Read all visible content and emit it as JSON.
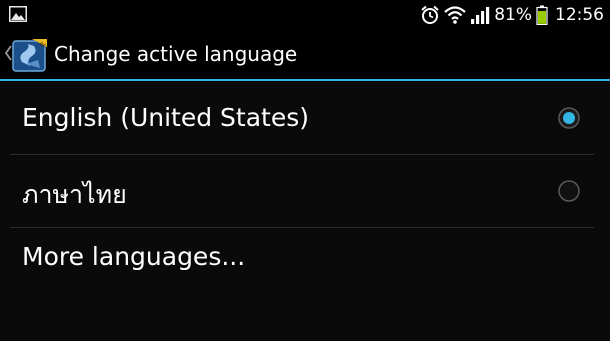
{
  "status_bar": {
    "left_icon": "image-notification-icon",
    "icons": [
      "alarm-clock-icon",
      "wifi-icon",
      "signal-icon",
      "battery-icon"
    ],
    "battery_percent_text": "81%",
    "time": "12:56"
  },
  "action_bar": {
    "up_icon": "up-caret-icon",
    "app_icon": "swiftkey-app-icon",
    "title": "Change active language"
  },
  "languages": [
    {
      "label": "English (United States)",
      "selected": true
    },
    {
      "label": "ภาษาไทย",
      "selected": false
    }
  ],
  "more_languages_label": "More languages...",
  "colors": {
    "accent": "#33b5e5",
    "background": "#0a0a0a",
    "battery": "#99cc00"
  }
}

————

→ **Brief**
Each entry above should be reproduced exactly, with the pictures removed.

→ **Response for this exercise**
Read all visible content and emit it as JSON.
{
  "status_bar": {
    "left_icon": "image-notification-icon",
    "icons": [
      "alarm-clock-icon",
      "wifi-icon",
      "signal-icon",
      "battery-icon"
    ],
    "battery_percent_text": "81%",
    "time": "12:56"
  },
  "action_bar": {
    "up_icon": "up-caret-icon",
    "app_icon": "swiftkey-app-icon",
    "title": "Change active language"
  },
  "languages": [
    {
      "label": "English (United States)",
      "selected": true
    },
    {
      "label": "ภาษาไทย",
      "selected": false
    }
  ],
  "more_languages_label": "More languages...",
  "colors": {
    "accent": "#33b5e5",
    "background": "#0a0a0a",
    "battery": "#99cc00"
  }
}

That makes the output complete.